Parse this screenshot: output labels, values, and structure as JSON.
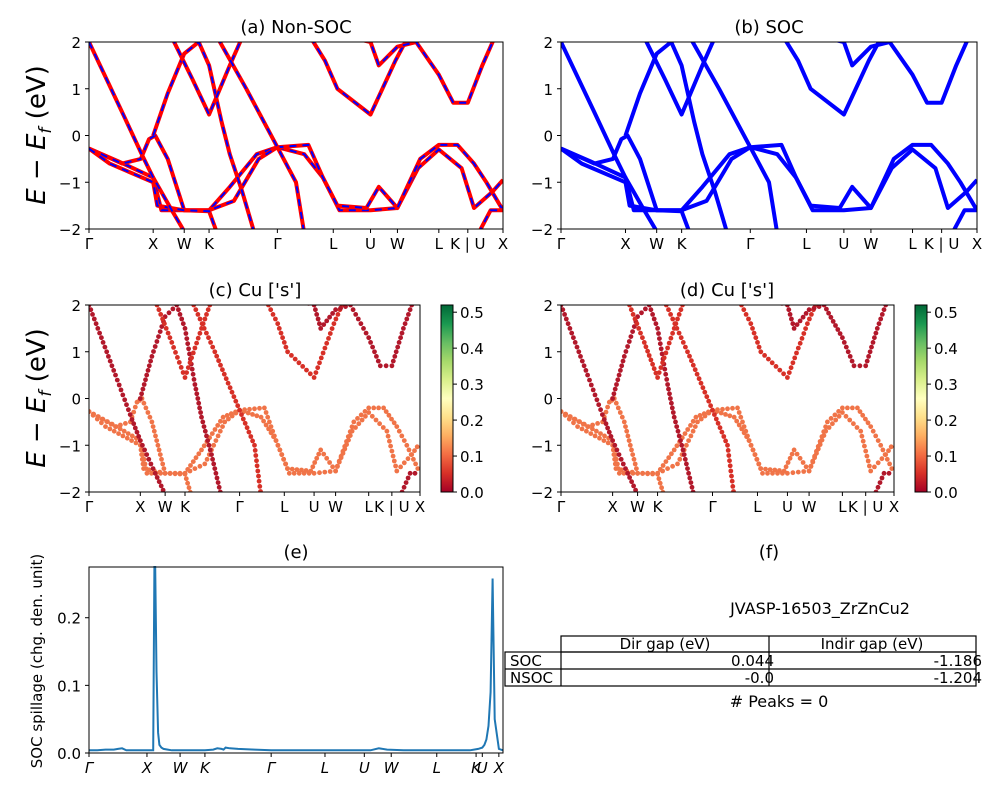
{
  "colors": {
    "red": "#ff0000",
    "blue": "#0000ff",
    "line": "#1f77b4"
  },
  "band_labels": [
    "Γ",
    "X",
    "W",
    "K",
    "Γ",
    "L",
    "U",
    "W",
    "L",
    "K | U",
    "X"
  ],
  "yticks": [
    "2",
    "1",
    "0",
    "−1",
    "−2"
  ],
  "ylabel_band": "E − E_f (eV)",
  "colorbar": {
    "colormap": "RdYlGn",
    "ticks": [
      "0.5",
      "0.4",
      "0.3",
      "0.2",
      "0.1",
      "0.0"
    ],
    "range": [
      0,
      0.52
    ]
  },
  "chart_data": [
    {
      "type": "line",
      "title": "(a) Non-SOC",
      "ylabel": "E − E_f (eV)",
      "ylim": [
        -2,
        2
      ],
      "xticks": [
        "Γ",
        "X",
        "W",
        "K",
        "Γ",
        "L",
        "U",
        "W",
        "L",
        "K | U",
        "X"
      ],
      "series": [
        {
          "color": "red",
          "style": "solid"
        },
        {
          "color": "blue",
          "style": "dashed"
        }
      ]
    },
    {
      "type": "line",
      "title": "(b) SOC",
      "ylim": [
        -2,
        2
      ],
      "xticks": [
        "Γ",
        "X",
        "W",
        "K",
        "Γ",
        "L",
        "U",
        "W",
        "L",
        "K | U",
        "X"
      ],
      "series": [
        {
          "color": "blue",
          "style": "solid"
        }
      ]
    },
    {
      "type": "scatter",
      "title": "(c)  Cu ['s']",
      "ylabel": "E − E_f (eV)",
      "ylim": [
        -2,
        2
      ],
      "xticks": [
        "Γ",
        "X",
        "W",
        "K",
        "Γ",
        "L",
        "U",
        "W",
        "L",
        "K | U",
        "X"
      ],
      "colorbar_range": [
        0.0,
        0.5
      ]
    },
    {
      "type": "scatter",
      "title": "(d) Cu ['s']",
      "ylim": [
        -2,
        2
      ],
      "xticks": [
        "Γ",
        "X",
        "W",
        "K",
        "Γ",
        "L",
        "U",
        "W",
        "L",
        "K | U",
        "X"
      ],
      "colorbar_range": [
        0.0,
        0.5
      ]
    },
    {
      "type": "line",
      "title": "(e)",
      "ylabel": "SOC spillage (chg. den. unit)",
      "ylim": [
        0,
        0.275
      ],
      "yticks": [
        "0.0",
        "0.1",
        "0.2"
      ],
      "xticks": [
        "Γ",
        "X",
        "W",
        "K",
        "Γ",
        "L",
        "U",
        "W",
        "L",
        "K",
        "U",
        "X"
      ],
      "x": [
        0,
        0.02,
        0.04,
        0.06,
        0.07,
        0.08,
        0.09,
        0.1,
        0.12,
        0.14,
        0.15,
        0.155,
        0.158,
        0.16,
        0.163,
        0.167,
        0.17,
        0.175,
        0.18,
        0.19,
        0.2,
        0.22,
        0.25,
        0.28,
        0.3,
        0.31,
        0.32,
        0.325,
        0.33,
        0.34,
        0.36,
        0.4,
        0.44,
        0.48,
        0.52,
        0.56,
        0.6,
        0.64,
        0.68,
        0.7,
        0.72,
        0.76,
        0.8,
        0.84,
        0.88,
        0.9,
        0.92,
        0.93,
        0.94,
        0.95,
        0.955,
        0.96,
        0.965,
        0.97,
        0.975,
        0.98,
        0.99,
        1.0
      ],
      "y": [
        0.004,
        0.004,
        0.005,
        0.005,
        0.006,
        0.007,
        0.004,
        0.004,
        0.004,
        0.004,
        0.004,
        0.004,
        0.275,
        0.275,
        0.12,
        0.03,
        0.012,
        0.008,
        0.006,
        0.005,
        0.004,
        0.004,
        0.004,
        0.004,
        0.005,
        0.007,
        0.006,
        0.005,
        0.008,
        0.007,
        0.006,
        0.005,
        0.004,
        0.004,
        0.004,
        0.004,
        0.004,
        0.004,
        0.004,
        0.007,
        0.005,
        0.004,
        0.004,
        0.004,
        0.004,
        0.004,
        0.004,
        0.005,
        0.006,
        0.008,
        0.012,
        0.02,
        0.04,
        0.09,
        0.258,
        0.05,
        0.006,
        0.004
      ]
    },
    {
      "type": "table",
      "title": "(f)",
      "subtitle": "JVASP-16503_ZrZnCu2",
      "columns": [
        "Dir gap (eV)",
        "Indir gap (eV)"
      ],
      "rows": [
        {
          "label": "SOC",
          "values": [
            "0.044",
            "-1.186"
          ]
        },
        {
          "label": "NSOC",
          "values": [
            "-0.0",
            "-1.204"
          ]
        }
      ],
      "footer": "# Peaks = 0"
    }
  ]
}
_ _ _ _ _ _ _
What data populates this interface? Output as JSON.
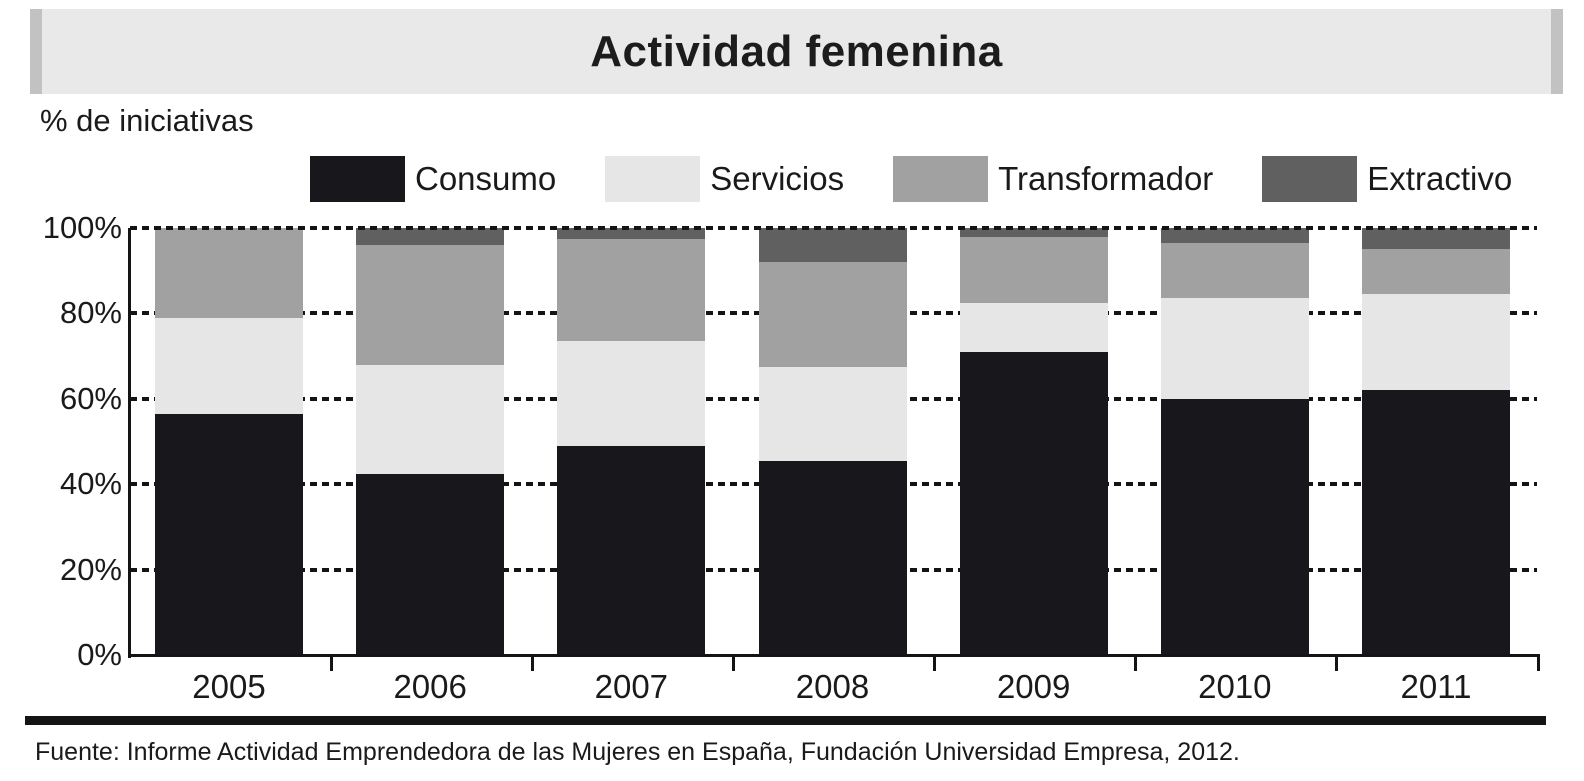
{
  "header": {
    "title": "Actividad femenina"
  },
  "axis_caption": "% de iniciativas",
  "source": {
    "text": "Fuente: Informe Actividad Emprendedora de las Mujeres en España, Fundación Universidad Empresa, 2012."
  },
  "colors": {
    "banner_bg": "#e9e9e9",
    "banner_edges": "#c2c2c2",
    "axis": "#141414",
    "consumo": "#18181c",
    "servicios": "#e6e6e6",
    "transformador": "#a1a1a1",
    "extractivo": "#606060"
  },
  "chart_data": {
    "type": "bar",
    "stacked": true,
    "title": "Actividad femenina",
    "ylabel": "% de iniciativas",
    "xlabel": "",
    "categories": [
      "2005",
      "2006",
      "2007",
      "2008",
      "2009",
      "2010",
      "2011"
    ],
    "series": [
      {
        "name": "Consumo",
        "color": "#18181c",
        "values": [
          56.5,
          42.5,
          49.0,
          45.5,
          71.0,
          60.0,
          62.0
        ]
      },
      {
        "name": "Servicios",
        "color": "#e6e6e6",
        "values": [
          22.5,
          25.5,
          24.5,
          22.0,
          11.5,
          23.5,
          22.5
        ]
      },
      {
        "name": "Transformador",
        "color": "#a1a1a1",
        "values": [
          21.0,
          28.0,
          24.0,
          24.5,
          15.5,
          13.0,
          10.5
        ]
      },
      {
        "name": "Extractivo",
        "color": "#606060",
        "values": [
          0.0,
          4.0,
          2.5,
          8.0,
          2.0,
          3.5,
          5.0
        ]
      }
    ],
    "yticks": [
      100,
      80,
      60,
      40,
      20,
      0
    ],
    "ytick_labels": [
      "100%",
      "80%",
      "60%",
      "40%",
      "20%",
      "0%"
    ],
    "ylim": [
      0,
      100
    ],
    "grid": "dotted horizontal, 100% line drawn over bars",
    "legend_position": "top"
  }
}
_ _ _ _ _ _ _
● **Problem description**
Check each line of the records above for the word "femenina", then give the number of lines that have it, with no other words.

● **Response for this exercise**
2